• _Exercise aim_
Don't copy the pictures; return every other part of the records exactly.

• _Data to process_

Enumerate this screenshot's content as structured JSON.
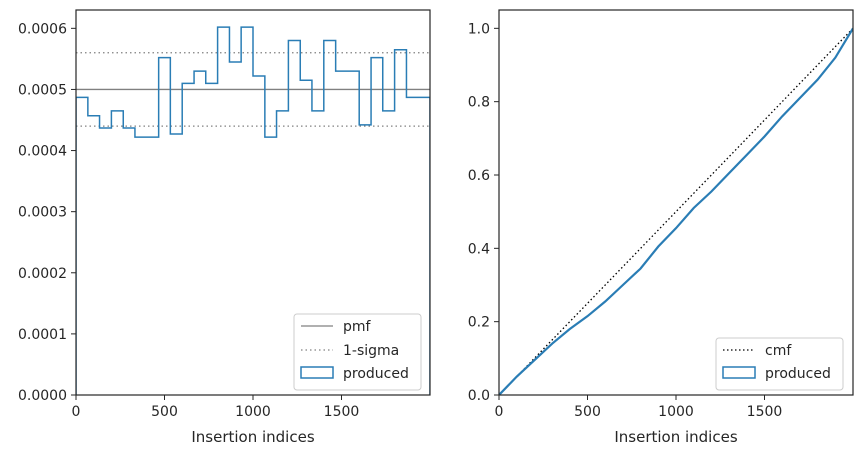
{
  "colors": {
    "produced": "#2a7db5",
    "pmf": "#808080",
    "sigma": "#808080",
    "cmf": "#000000",
    "axes": "#262626"
  },
  "chart_data": [
    {
      "type": "line",
      "panel": "left",
      "xlabel": "Insertion indices",
      "ylabel": "",
      "xlim": [
        0,
        2000
      ],
      "ylim": [
        0,
        0.00063
      ],
      "xticks": [
        0,
        500,
        1000,
        1500
      ],
      "xtick_labels": [
        "0",
        "500",
        "1000",
        "1500"
      ],
      "yticks": [
        0,
        0.0001,
        0.0002,
        0.0003,
        0.0004,
        0.0005,
        0.0006
      ],
      "ytick_labels": [
        "0.0000",
        "0.0001",
        "0.0002",
        "0.0003",
        "0.0004",
        "0.0005",
        "0.0006"
      ],
      "legend_position": "bottom-right",
      "reference_lines": [
        {
          "name": "pmf",
          "style": "solid",
          "value": 0.0005
        },
        {
          "name": "1-sigma",
          "style": "dotted",
          "values": [
            0.00044,
            0.00056
          ]
        }
      ],
      "series": [
        {
          "name": "produced",
          "style": "step",
          "bin_edges": [
            0,
            67,
            133,
            200,
            267,
            333,
            400,
            467,
            533,
            600,
            667,
            733,
            800,
            867,
            933,
            1000,
            1067,
            1133,
            1200,
            1267,
            1333,
            1400,
            1467,
            1533,
            1600,
            1667,
            1733,
            1800,
            1867,
            1933,
            2000
          ],
          "values": [
            0.000487,
            0.000457,
            0.000437,
            0.000465,
            0.000437,
            0.000422,
            0.000422,
            0.000552,
            0.000427,
            0.00051,
            0.00053,
            0.00051,
            0.000602,
            0.000545,
            0.000602,
            0.000522,
            0.000422,
            0.000465,
            0.00058,
            0.000515,
            0.000465,
            0.00058,
            0.00053,
            0.00053,
            0.000442,
            0.000552,
            0.000465,
            0.000565,
            0.000487,
            0.000487
          ]
        }
      ],
      "legend": [
        "pmf",
        "1-sigma",
        "produced"
      ]
    },
    {
      "type": "line",
      "panel": "right",
      "xlabel": "Insertion indices",
      "ylabel": "",
      "xlim": [
        0,
        2000
      ],
      "ylim": [
        0,
        1.05
      ],
      "xticks": [
        0,
        500,
        1000,
        1500
      ],
      "xtick_labels": [
        "0",
        "500",
        "1000",
        "1500"
      ],
      "yticks": [
        0,
        0.2,
        0.4,
        0.6,
        0.8,
        1.0
      ],
      "ytick_labels": [
        "0.0",
        "0.2",
        "0.4",
        "0.6",
        "0.8",
        "1.0"
      ],
      "legend_position": "bottom-right",
      "series": [
        {
          "name": "cmf",
          "style": "dotted",
          "x": [
            0,
            2000
          ],
          "y": [
            0,
            1.0
          ]
        },
        {
          "name": "produced",
          "style": "step",
          "x": [
            0,
            100,
            200,
            300,
            400,
            500,
            600,
            700,
            800,
            900,
            1000,
            1100,
            1200,
            1300,
            1400,
            1500,
            1600,
            1700,
            1800,
            1900,
            2000
          ],
          "y": [
            0,
            0.05,
            0.095,
            0.14,
            0.18,
            0.215,
            0.255,
            0.3,
            0.345,
            0.405,
            0.455,
            0.51,
            0.555,
            0.605,
            0.655,
            0.705,
            0.76,
            0.81,
            0.86,
            0.92,
            1.0
          ]
        }
      ],
      "legend": [
        "cmf",
        "produced"
      ]
    }
  ]
}
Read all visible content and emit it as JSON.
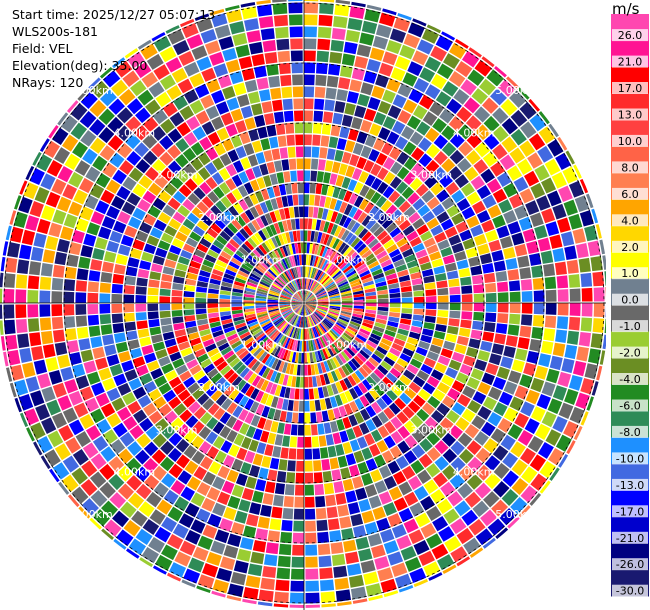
{
  "header": {
    "start_time": "Start time: 2025/12/27 05:07:13",
    "instrument": "WLS200s-181",
    "field": "Field: VEL",
    "elevation": "Elevation(deg): 35.00",
    "nrays": "NRays: 120"
  },
  "chart_data": {
    "type": "heatmap",
    "projection": "polar-ppi",
    "field": "VEL",
    "nrays": 120,
    "range_rings_km": [
      1,
      2,
      3,
      4,
      5
    ],
    "ring_labels": [
      "1.00km",
      "2.00km",
      "3.00km",
      "4.00km",
      "5.00km"
    ],
    "colorbar": {
      "unit": "m/s",
      "ticks": [
        "26.0",
        "21.0",
        "17.0",
        "13.0",
        "10.0",
        "8.0",
        "6.0",
        "4.0",
        "2.0",
        "1.0",
        "0.0",
        "-1.0",
        "-2.0",
        "-4.0",
        "-6.0",
        "-8.0",
        "-10.0",
        "-13.0",
        "-17.0",
        "-21.0",
        "-26.0",
        "-30.0"
      ],
      "colors": [
        "#ff47b0",
        "#ff1493",
        "#ff0000",
        "#ff2b2b",
        "#ff4040",
        "#ff6347",
        "#ff7f50",
        "#ffa500",
        "#ffd700",
        "#ffff00",
        "#708090",
        "#696969",
        "#9acd32",
        "#6b8e23",
        "#228b22",
        "#2e8b57",
        "#1e90ff",
        "#4169e1",
        "#0000ff",
        "#0000cd",
        "#000080",
        "#191970"
      ]
    }
  }
}
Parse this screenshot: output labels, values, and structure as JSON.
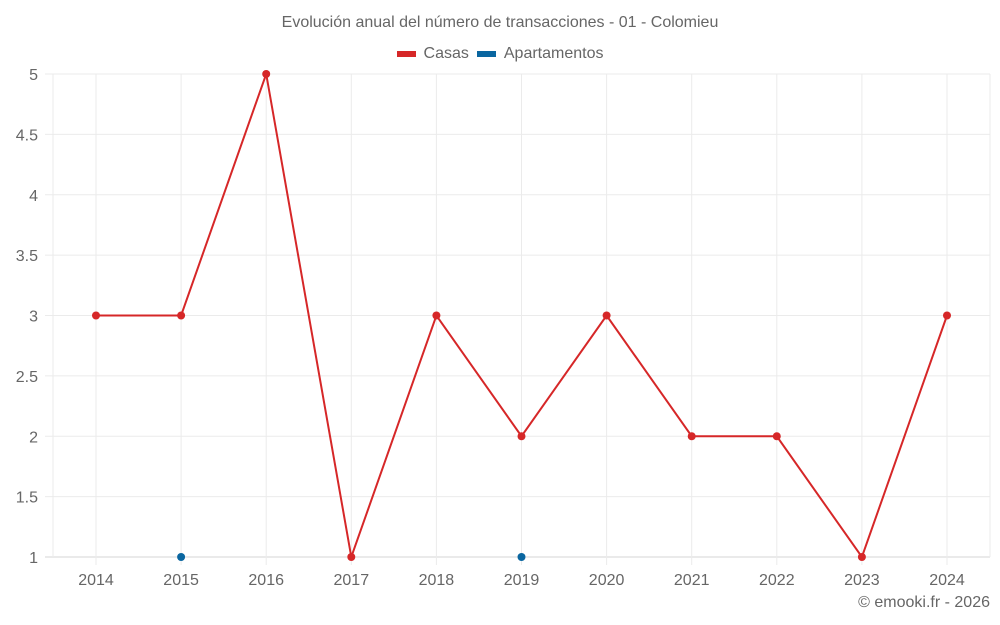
{
  "title": "Evolución anual del número de transacciones - 01 - Colomieu",
  "legend": [
    {
      "label": "Casas",
      "color": "#d62728"
    },
    {
      "label": "Apartamentos",
      "color": "#0a66a0"
    }
  ],
  "footer": "© emooki.fr - 2026",
  "chart_data": {
    "type": "line",
    "title": "Evolución anual del número de transacciones - 01 - Colomieu",
    "xlabel": "",
    "ylabel": "",
    "x": [
      2014,
      2015,
      2016,
      2017,
      2018,
      2019,
      2020,
      2021,
      2022,
      2023,
      2024
    ],
    "series": [
      {
        "name": "Casas",
        "color": "#d62728",
        "values": [
          3,
          3,
          5,
          1,
          3,
          2,
          3,
          2,
          2,
          1,
          3
        ]
      },
      {
        "name": "Apartamentos",
        "color": "#0a66a0",
        "values": [
          null,
          1,
          null,
          null,
          null,
          1,
          null,
          null,
          null,
          null,
          null
        ]
      }
    ],
    "ylim": [
      1,
      5
    ],
    "yticks": [
      "1",
      "1.5",
      "2",
      "2.5",
      "3",
      "3.5",
      "4",
      "4.5",
      "5"
    ],
    "xticks": [
      "2014",
      "2015",
      "2016",
      "2017",
      "2018",
      "2019",
      "2020",
      "2021",
      "2022",
      "2023",
      "2024"
    ],
    "grid": true,
    "legend_position": "top"
  }
}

• _Task result_
Enumerate this screenshot's content as structured JSON.
{
  "colors": {
    "produced": "#2a7db5",
    "pmf": "#808080",
    "sigma": "#808080",
    "cmf": "#000000",
    "axes": "#262626"
  },
  "chart_data": [
    {
      "type": "line",
      "panel": "left",
      "xlabel": "Insertion indices",
      "ylabel": "",
      "xlim": [
        0,
        2000
      ],
      "ylim": [
        0,
        0.00063
      ],
      "xticks": [
        0,
        500,
        1000,
        1500
      ],
      "xtick_labels": [
        "0",
        "500",
        "1000",
        "1500"
      ],
      "yticks": [
        0,
        0.0001,
        0.0002,
        0.0003,
        0.0004,
        0.0005,
        0.0006
      ],
      "ytick_labels": [
        "0.0000",
        "0.0001",
        "0.0002",
        "0.0003",
        "0.0004",
        "0.0005",
        "0.0006"
      ],
      "legend_position": "bottom-right",
      "reference_lines": [
        {
          "name": "pmf",
          "style": "solid",
          "value": 0.0005
        },
        {
          "name": "1-sigma",
          "style": "dotted",
          "values": [
            0.00044,
            0.00056
          ]
        }
      ],
      "series": [
        {
          "name": "produced",
          "style": "step",
          "bin_edges": [
            0,
            67,
            133,
            200,
            267,
            333,
            400,
            467,
            533,
            600,
            667,
            733,
            800,
            867,
            933,
            1000,
            1067,
            1133,
            1200,
            1267,
            1333,
            1400,
            1467,
            1533,
            1600,
            1667,
            1733,
            1800,
            1867,
            1933,
            2000
          ],
          "values": [
            0.000487,
            0.000457,
            0.000437,
            0.000465,
            0.000437,
            0.000422,
            0.000422,
            0.000552,
            0.000427,
            0.00051,
            0.00053,
            0.00051,
            0.000602,
            0.000545,
            0.000602,
            0.000522,
            0.000422,
            0.000465,
            0.00058,
            0.000515,
            0.000465,
            0.00058,
            0.00053,
            0.00053,
            0.000442,
            0.000552,
            0.000465,
            0.000565,
            0.000487,
            0.000487
          ]
        }
      ],
      "legend": [
        "pmf",
        "1-sigma",
        "produced"
      ]
    },
    {
      "type": "line",
      "panel": "right",
      "xlabel": "Insertion indices",
      "ylabel": "",
      "xlim": [
        0,
        2000
      ],
      "ylim": [
        0,
        1.05
      ],
      "xticks": [
        0,
        500,
        1000,
        1500
      ],
      "xtick_labels": [
        "0",
        "500",
        "1000",
        "1500"
      ],
      "yticks": [
        0,
        0.2,
        0.4,
        0.6,
        0.8,
        1.0
      ],
      "ytick_labels": [
        "0.0",
        "0.2",
        "0.4",
        "0.6",
        "0.8",
        "1.0"
      ],
      "legend_position": "bottom-right",
      "series": [
        {
          "name": "cmf",
          "style": "dotted",
          "x": [
            0,
            2000
          ],
          "y": [
            0,
            1.0
          ]
        },
        {
          "name": "produced",
          "style": "step",
          "x": [
            0,
            100,
            200,
            300,
            400,
            500,
            600,
            700,
            800,
            900,
            1000,
            1100,
            1200,
            1300,
            1400,
            1500,
            1600,
            1700,
            1800,
            1900,
            2000
          ],
          "y": [
            0,
            0.05,
            0.095,
            0.14,
            0.18,
            0.215,
            0.255,
            0.3,
            0.345,
            0.405,
            0.455,
            0.51,
            0.555,
            0.605,
            0.655,
            0.705,
            0.76,
            0.81,
            0.86,
            0.92,
            1.0
          ]
        }
      ],
      "legend": [
        "cmf",
        "produced"
      ]
    }
  ]
}
Read all visible content and emit it as JSON.
{
  "header": {
    "start_time": "Start time: 2025/12/27 05:07:13",
    "instrument": "WLS200s-181",
    "field": "Field: VEL",
    "elevation": "Elevation(deg): 35.00",
    "nrays": "NRays: 120"
  },
  "chart_data": {
    "type": "heatmap",
    "projection": "polar-ppi",
    "field": "VEL",
    "nrays": 120,
    "range_rings_km": [
      1,
      2,
      3,
      4,
      5
    ],
    "ring_labels": [
      "1.00km",
      "2.00km",
      "3.00km",
      "4.00km",
      "5.00km"
    ],
    "colorbar": {
      "unit": "m/s",
      "ticks": [
        "26.0",
        "21.0",
        "17.0",
        "13.0",
        "10.0",
        "8.0",
        "6.0",
        "4.0",
        "2.0",
        "1.0",
        "0.0",
        "-1.0",
        "-2.0",
        "-4.0",
        "-6.0",
        "-8.0",
        "-10.0",
        "-13.0",
        "-17.0",
        "-21.0",
        "-26.0",
        "-30.0"
      ],
      "colors": [
        "#ff47b0",
        "#ff1493",
        "#ff0000",
        "#ff2b2b",
        "#ff4040",
        "#ff6347",
        "#ff7f50",
        "#ffa500",
        "#ffd700",
        "#ffff00",
        "#708090",
        "#696969",
        "#9acd32",
        "#6b8e23",
        "#228b22",
        "#2e8b57",
        "#1e90ff",
        "#4169e1",
        "#0000ff",
        "#0000cd",
        "#000080",
        "#191970"
      ]
    }
  }
}
Parse this screenshot: output labels, values, and structure as JSON.
{
  "title": "Evolución anual del número de transacciones - 01 - Colomieu",
  "legend": [
    {
      "label": "Casas",
      "color": "#d62728"
    },
    {
      "label": "Apartamentos",
      "color": "#0a66a0"
    }
  ],
  "footer": "© emooki.fr - 2026",
  "chart_data": {
    "type": "line",
    "title": "Evolución anual del número de transacciones - 01 - Colomieu",
    "xlabel": "",
    "ylabel": "",
    "x": [
      2014,
      2015,
      2016,
      2017,
      2018,
      2019,
      2020,
      2021,
      2022,
      2023,
      2024
    ],
    "series": [
      {
        "name": "Casas",
        "color": "#d62728",
        "values": [
          3,
          3,
          5,
          1,
          3,
          2,
          3,
          2,
          2,
          1,
          3
        ]
      },
      {
        "name": "Apartamentos",
        "color": "#0a66a0",
        "values": [
          null,
          1,
          null,
          null,
          null,
          1,
          null,
          null,
          null,
          null,
          null
        ]
      }
    ],
    "ylim": [
      1,
      5
    ],
    "yticks": [
      "1",
      "1.5",
      "2",
      "2.5",
      "3",
      "3.5",
      "4",
      "4.5",
      "5"
    ],
    "xticks": [
      "2014",
      "2015",
      "2016",
      "2017",
      "2018",
      "2019",
      "2020",
      "2021",
      "2022",
      "2023",
      "2024"
    ],
    "grid": true,
    "legend_position": "top"
  }
}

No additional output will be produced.